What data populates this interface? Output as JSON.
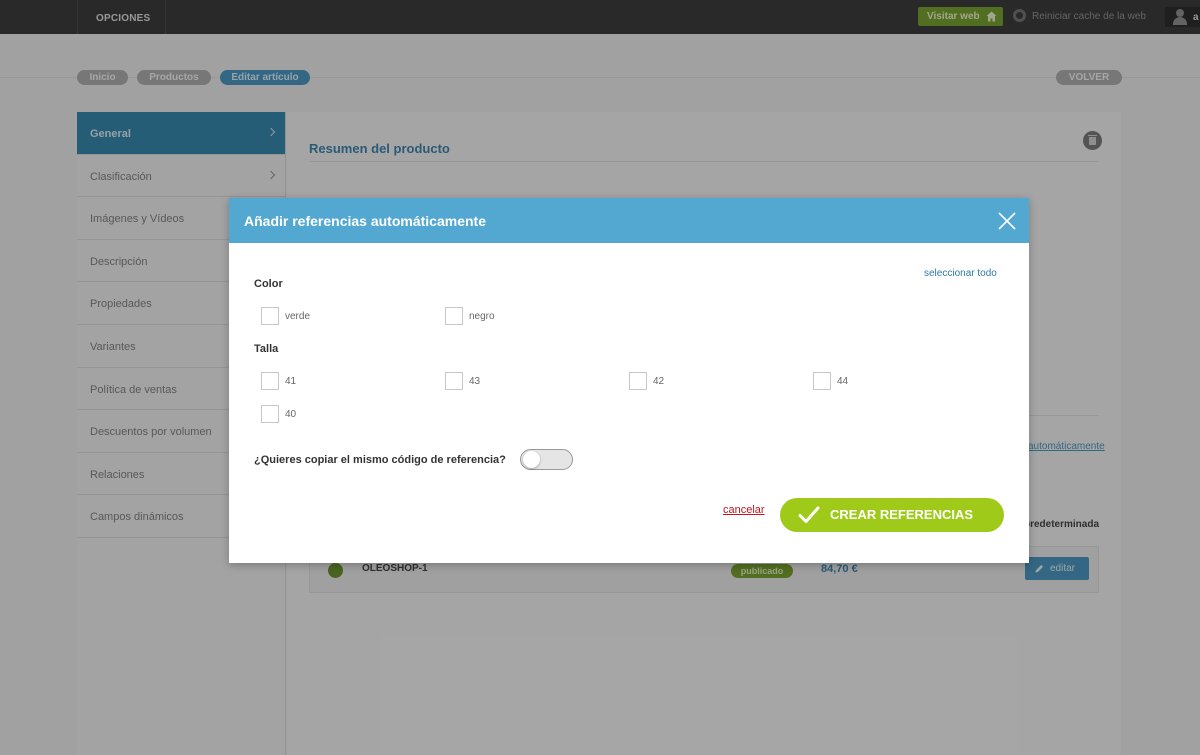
{
  "topbar": {
    "menu_label": "OPCIONES",
    "visit_label": "Visitar web",
    "cache_label": "Reiniciar cache de la web",
    "user_initial": "a"
  },
  "breadcrumb": [
    {
      "label": "Inicio"
    },
    {
      "label": "Productos"
    },
    {
      "label": "Editar artículo"
    }
  ],
  "back_label": "VOLVER",
  "sidebar": {
    "items": [
      {
        "label": "General"
      },
      {
        "label": "Clasificación"
      },
      {
        "label": "Imágenes y Vídeos"
      },
      {
        "label": "Descripción"
      },
      {
        "label": "Propiedades"
      },
      {
        "label": "Variantes"
      },
      {
        "label": "Política de ventas"
      },
      {
        "label": "Descuentos por volumen"
      },
      {
        "label": "Relaciones"
      },
      {
        "label": "Campos dinámicos"
      }
    ]
  },
  "content": {
    "summary_title": "Resumen del producto",
    "auto_link": "automáticamente",
    "default_label": "predeterminada",
    "reference": {
      "name": "OLEOSHOP-1",
      "status": "publicado",
      "price": "84,70 €",
      "edit_label": "editar"
    }
  },
  "modal": {
    "title": "Añadir referencias automáticamente",
    "select_all": "seleccionar todo",
    "color_label": "Color",
    "colors": [
      "verde",
      "negro"
    ],
    "size_label": "Talla",
    "sizes": [
      "41",
      "43",
      "42",
      "44",
      "40"
    ],
    "copy_question": "¿Quieres copiar el mismo código de referencia?",
    "copy_toggle_on": false,
    "cancel_label": "cancelar",
    "create_label": "CREAR REFERENCIAS"
  },
  "colors": {
    "accent": "#52a8d0",
    "sidebar_active": "#247ca7",
    "create_button": "#9fca1a",
    "cancel_link": "#c0141e",
    "published": "#6c9a1e"
  }
}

---*---

Except for the pictures, copy every line of the records above exactly.

| Exercise answer |
What data populates this interface? Output as JSON.
{
  "topbar": {
    "menu_label": "OPCIONES",
    "visit_label": "Visitar web",
    "cache_label": "Reiniciar cache de la web",
    "user_initial": "a"
  },
  "breadcrumb": [
    {
      "label": "Inicio"
    },
    {
      "label": "Productos"
    },
    {
      "label": "Editar artículo"
    }
  ],
  "back_label": "VOLVER",
  "sidebar": {
    "items": [
      {
        "label": "General"
      },
      {
        "label": "Clasificación"
      },
      {
        "label": "Imágenes y Vídeos"
      },
      {
        "label": "Descripción"
      },
      {
        "label": "Propiedades"
      },
      {
        "label": "Variantes"
      },
      {
        "label": "Política de ventas"
      },
      {
        "label": "Descuentos por volumen"
      },
      {
        "label": "Relaciones"
      },
      {
        "label": "Campos dinámicos"
      }
    ]
  },
  "content": {
    "summary_title": "Resumen del producto",
    "auto_link": "automáticamente",
    "default_label": "predeterminada",
    "reference": {
      "name": "OLEOSHOP-1",
      "status": "publicado",
      "price": "84,70 €",
      "edit_label": "editar"
    }
  },
  "modal": {
    "title": "Añadir referencias automáticamente",
    "select_all": "seleccionar todo",
    "color_label": "Color",
    "colors": [
      "verde",
      "negro"
    ],
    "size_label": "Talla",
    "sizes": [
      "41",
      "43",
      "42",
      "44",
      "40"
    ],
    "copy_question": "¿Quieres copiar el mismo código de referencia?",
    "copy_toggle_on": false,
    "cancel_label": "cancelar",
    "create_label": "CREAR REFERENCIAS"
  },
  "colors": {
    "accent": "#52a8d0",
    "sidebar_active": "#247ca7",
    "create_button": "#9fca1a",
    "cancel_link": "#c0141e",
    "published": "#6c9a1e"
  }
}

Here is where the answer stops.